• _What is being asked_
In your copy of the listing below, reproduce each word exactly and include no pictures.
%%
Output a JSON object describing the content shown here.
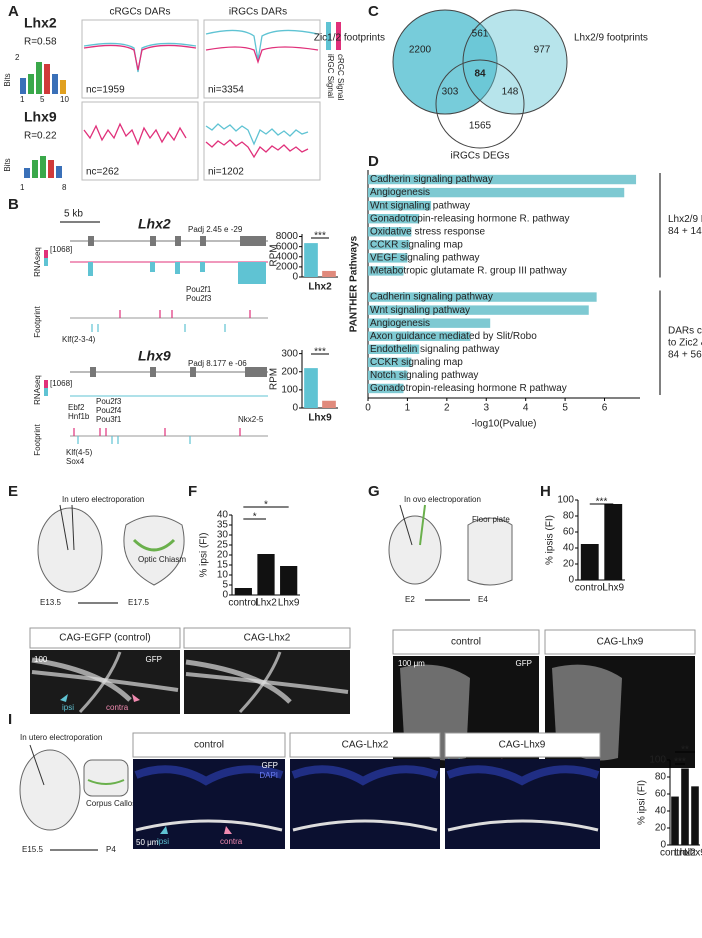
{
  "panel_labels": [
    "A",
    "B",
    "C",
    "D",
    "E",
    "F",
    "G",
    "H",
    "I",
    "J"
  ],
  "A": {
    "col_titles": [
      "cRGCs DARs",
      "iRGCs DARs"
    ],
    "legend": [
      "iRGC Signal",
      "cRGC Signal"
    ],
    "rows": [
      {
        "gene": "Lhx2",
        "r": "R=0.58",
        "nc": "nc=1959",
        "ni": "ni=3354",
        "bits": "Bits",
        "ticks": [
          "2",
          "1",
          "5",
          "10"
        ]
      },
      {
        "gene": "Lhx9",
        "r": "R=0.22",
        "nc": "nc=262",
        "ni": "ni=1202",
        "bits": "Bits",
        "ticks": [
          "1",
          "8"
        ]
      }
    ]
  },
  "B": {
    "scale": "5 kb",
    "tracks": [
      "RNAseq",
      "Footprint",
      "RNAseq",
      "Footprint"
    ],
    "range": [
      "[1068]",
      "[1068]"
    ],
    "genes": [
      {
        "name": "Lhx2",
        "padj": "Padj 2.45 e -29",
        "factors": [
          "Pou2f1",
          "Pou2f3",
          "Klf(2-3-4)"
        ]
      },
      {
        "name": "Lhx9",
        "padj": "Padj 8.177 e -06",
        "factors": [
          "Ebf2",
          "Hnf1b",
          "Pou2f3",
          "Pou2f4",
          "Pou3f1",
          "Nkx2-5",
          "Klf(4-5)",
          "Sox4"
        ]
      }
    ]
  },
  "C": {
    "sets": [
      "Zic1/2 footprints",
      "Lhx2/9 footprints",
      "iRGCs DEGs"
    ],
    "counts": [
      "2200",
      "561",
      "977",
      "84",
      "303",
      "148",
      "1565"
    ]
  },
  "E": {
    "method": "In utero electroporation",
    "target": "Optic Chiasm",
    "stages": [
      "E13.5",
      "E17.5"
    ],
    "images": [
      "CAG-EGFP (control)",
      "CAG-Lhx2"
    ],
    "scale": "100",
    "stain": "GFP",
    "arrows": [
      "ipsi",
      "contra"
    ]
  },
  "G": {
    "method": "In ovo electroporation",
    "target": "Floor plate",
    "stages": [
      "E2",
      "E4"
    ],
    "images": [
      "control",
      "CAG-Lhx9"
    ],
    "scale": "100 μm",
    "stain": "GFP",
    "arrows": [
      "ipsi",
      "contra"
    ]
  },
  "I": {
    "method": "In utero electroporation",
    "target": "Corpus Callosum",
    "stages": [
      "E15.5",
      "P4"
    ],
    "images": [
      "control",
      "CAG-Lhx2",
      "CAG-Lhx9"
    ],
    "stain": [
      "GFP",
      "DAPI"
    ],
    "scale": "50 μm",
    "arrows": [
      "ipsi",
      "contra"
    ]
  },
  "chart_data": [
    {
      "type": "bar",
      "categories": [
        null,
        null
      ],
      "values": [
        6700,
        1200
      ],
      "colors": [
        "#5fc3d3",
        "#e08a7c"
      ],
      "ylim": [
        0,
        8500
      ],
      "yticks": [
        0,
        2000,
        4000,
        6000,
        8000
      ],
      "ylabel": "RPM",
      "xlabel": "Lhx2",
      "annotations": [
        "***"
      ]
    },
    {
      "type": "bar",
      "categories": [
        null,
        null
      ],
      "values": [
        220,
        40
      ],
      "colors": [
        "#5fc3d3",
        "#e08a7c"
      ],
      "ylim": [
        0,
        320
      ],
      "yticks": [
        0,
        100,
        200,
        300
      ],
      "ylabel": "RPM",
      "xlabel": "Lhx9",
      "annotations": [
        "***"
      ]
    },
    {
      "type": "bar",
      "orientation": "horizontal",
      "color": "#7ec9d2",
      "xlim": [
        0,
        6.9
      ],
      "xticks": [
        0,
        1,
        2,
        3,
        4,
        5,
        6
      ],
      "xlabel": "-log10(Pvalue)",
      "ylabel": "PANTHER Pathways",
      "groups": [
        {
          "label": [
            "Lhx2/9 DEG",
            "84 + 148"
          ],
          "categories": [
            "Cadherin signaling pathway",
            "Angiogenesis",
            "Wnt signaling pathway",
            "Gonadotropin-releasing hormone R. pathway",
            "Oxidative stress response",
            "CCKR signaling map",
            "VEGF signaling pathway",
            "Metabotropic glutamate R. group III pathway"
          ],
          "values": [
            6.8,
            6.5,
            1.6,
            1.3,
            1.1,
            1.05,
            1.0,
            0.9
          ]
        },
        {
          "label": [
            "DARs common",
            "to Zic2 & Lhx2/9",
            "84 + 561"
          ],
          "categories": [
            "Cadherin signaling pathway",
            "Wnt signaling pathway",
            "Angiogenesis",
            "Axon guidance mediated by Slit/Robo",
            "Endothelin signaling pathway",
            "CCKR signaling map",
            "Notch signaling pathway",
            "Gonadotropin-releasing hormone R pathway"
          ],
          "values": [
            5.8,
            5.6,
            3.1,
            2.6,
            1.3,
            1.1,
            1.0,
            0.9
          ]
        }
      ]
    },
    {
      "type": "bar",
      "categories": [
        "control",
        "Lhx2",
        "Lhx9"
      ],
      "values": [
        3.5,
        20.5,
        14.5
      ],
      "color": "#111111",
      "ylim": [
        0,
        40
      ],
      "yticks": [
        0,
        5,
        10,
        15,
        20,
        25,
        30,
        35,
        40
      ],
      "ylabel": "% ipsi (FI)",
      "annotations": [
        "*",
        "*"
      ]
    },
    {
      "type": "bar",
      "categories": [
        "control",
        "Lhx9"
      ],
      "values": [
        45,
        95
      ],
      "color": "#111111",
      "ylim": [
        0,
        100
      ],
      "yticks": [
        0,
        20,
        40,
        60,
        80,
        100
      ],
      "ylabel": "% ipsis (FI)",
      "annotations": [
        "***"
      ]
    },
    {
      "type": "bar",
      "categories": [
        "control",
        "Lhx2",
        "Lhx9"
      ],
      "values": [
        57,
        90,
        69
      ],
      "color": "#111111",
      "ylim": [
        0,
        100
      ],
      "yticks": [
        0,
        20,
        40,
        60,
        80,
        100
      ],
      "ylabel": "% ipsi (FI)",
      "annotations": [
        "***",
        "**"
      ]
    }
  ]
}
%%
• _Answer for the task_
Output a JSON object describing the content shown here.
{
  "panel_labels": [
    "A",
    "B",
    "C",
    "D",
    "E",
    "F",
    "G",
    "H",
    "I",
    "J"
  ],
  "A": {
    "col_titles": [
      "cRGCs DARs",
      "iRGCs DARs"
    ],
    "legend": [
      "iRGC Signal",
      "cRGC Signal"
    ],
    "rows": [
      {
        "gene": "Lhx2",
        "r": "R=0.58",
        "nc": "nc=1959",
        "ni": "ni=3354",
        "bits": "Bits",
        "ticks": [
          "2",
          "1",
          "5",
          "10"
        ]
      },
      {
        "gene": "Lhx9",
        "r": "R=0.22",
        "nc": "nc=262",
        "ni": "ni=1202",
        "bits": "Bits",
        "ticks": [
          "1",
          "8"
        ]
      }
    ]
  },
  "B": {
    "scale": "5 kb",
    "tracks": [
      "RNAseq",
      "Footprint",
      "RNAseq",
      "Footprint"
    ],
    "range": [
      "[1068]",
      "[1068]"
    ],
    "genes": [
      {
        "name": "Lhx2",
        "padj": "Padj 2.45 e -29",
        "factors": [
          "Pou2f1",
          "Pou2f3",
          "Klf(2-3-4)"
        ]
      },
      {
        "name": "Lhx9",
        "padj": "Padj 8.177 e -06",
        "factors": [
          "Ebf2",
          "Hnf1b",
          "Pou2f3",
          "Pou2f4",
          "Pou3f1",
          "Nkx2-5",
          "Klf(4-5)",
          "Sox4"
        ]
      }
    ]
  },
  "C": {
    "sets": [
      "Zic1/2 footprints",
      "Lhx2/9 footprints",
      "iRGCs DEGs"
    ],
    "counts": [
      "2200",
      "561",
      "977",
      "84",
      "303",
      "148",
      "1565"
    ]
  },
  "E": {
    "method": "In utero electroporation",
    "target": "Optic Chiasm",
    "stages": [
      "E13.5",
      "E17.5"
    ],
    "images": [
      "CAG-EGFP (control)",
      "CAG-Lhx2"
    ],
    "scale": "100",
    "stain": "GFP",
    "arrows": [
      "ipsi",
      "contra"
    ]
  },
  "G": {
    "method": "In ovo electroporation",
    "target": "Floor plate",
    "stages": [
      "E2",
      "E4"
    ],
    "images": [
      "control",
      "CAG-Lhx9"
    ],
    "scale": "100 μm",
    "stain": "GFP",
    "arrows": [
      "ipsi",
      "contra"
    ]
  },
  "I": {
    "method": "In utero electroporation",
    "target": "Corpus Callosum",
    "stages": [
      "E15.5",
      "P4"
    ],
    "images": [
      "control",
      "CAG-Lhx2",
      "CAG-Lhx9"
    ],
    "stain": [
      "GFP",
      "DAPI"
    ],
    "scale": "50 μm",
    "arrows": [
      "ipsi",
      "contra"
    ]
  },
  "chart_data": [
    {
      "type": "bar",
      "categories": [
        null,
        null
      ],
      "values": [
        6700,
        1200
      ],
      "colors": [
        "#5fc3d3",
        "#e08a7c"
      ],
      "ylim": [
        0,
        8500
      ],
      "yticks": [
        0,
        2000,
        4000,
        6000,
        8000
      ],
      "ylabel": "RPM",
      "xlabel": "Lhx2",
      "annotations": [
        "***"
      ]
    },
    {
      "type": "bar",
      "categories": [
        null,
        null
      ],
      "values": [
        220,
        40
      ],
      "colors": [
        "#5fc3d3",
        "#e08a7c"
      ],
      "ylim": [
        0,
        320
      ],
      "yticks": [
        0,
        100,
        200,
        300
      ],
      "ylabel": "RPM",
      "xlabel": "Lhx9",
      "annotations": [
        "***"
      ]
    },
    {
      "type": "bar",
      "orientation": "horizontal",
      "color": "#7ec9d2",
      "xlim": [
        0,
        6.9
      ],
      "xticks": [
        0,
        1,
        2,
        3,
        4,
        5,
        6
      ],
      "xlabel": "-log10(Pvalue)",
      "ylabel": "PANTHER Pathways",
      "groups": [
        {
          "label": [
            "Lhx2/9 DEG",
            "84 + 148"
          ],
          "categories": [
            "Cadherin signaling pathway",
            "Angiogenesis",
            "Wnt signaling pathway",
            "Gonadotropin-releasing hormone R. pathway",
            "Oxidative stress response",
            "CCKR signaling map",
            "VEGF signaling pathway",
            "Metabotropic glutamate R. group III pathway"
          ],
          "values": [
            6.8,
            6.5,
            1.6,
            1.3,
            1.1,
            1.05,
            1.0,
            0.9
          ]
        },
        {
          "label": [
            "DARs common",
            "to Zic2 & Lhx2/9",
            "84 + 561"
          ],
          "categories": [
            "Cadherin signaling pathway",
            "Wnt signaling pathway",
            "Angiogenesis",
            "Axon guidance mediated by Slit/Robo",
            "Endothelin signaling pathway",
            "CCKR signaling map",
            "Notch signaling pathway",
            "Gonadotropin-releasing hormone R pathway"
          ],
          "values": [
            5.8,
            5.6,
            3.1,
            2.6,
            1.3,
            1.1,
            1.0,
            0.9
          ]
        }
      ]
    },
    {
      "type": "bar",
      "categories": [
        "control",
        "Lhx2",
        "Lhx9"
      ],
      "values": [
        3.5,
        20.5,
        14.5
      ],
      "color": "#111111",
      "ylim": [
        0,
        40
      ],
      "yticks": [
        0,
        5,
        10,
        15,
        20,
        25,
        30,
        35,
        40
      ],
      "ylabel": "% ipsi (FI)",
      "annotations": [
        "*",
        "*"
      ]
    },
    {
      "type": "bar",
      "categories": [
        "control",
        "Lhx9"
      ],
      "values": [
        45,
        95
      ],
      "color": "#111111",
      "ylim": [
        0,
        100
      ],
      "yticks": [
        0,
        20,
        40,
        60,
        80,
        100
      ],
      "ylabel": "% ipsis (FI)",
      "annotations": [
        "***"
      ]
    },
    {
      "type": "bar",
      "categories": [
        "control",
        "Lhx2",
        "Lhx9"
      ],
      "values": [
        57,
        90,
        69
      ],
      "color": "#111111",
      "ylim": [
        0,
        100
      ],
      "yticks": [
        0,
        20,
        40,
        60,
        80,
        100
      ],
      "ylabel": "% ipsi (FI)",
      "annotations": [
        "***",
        "**"
      ]
    }
  ]
}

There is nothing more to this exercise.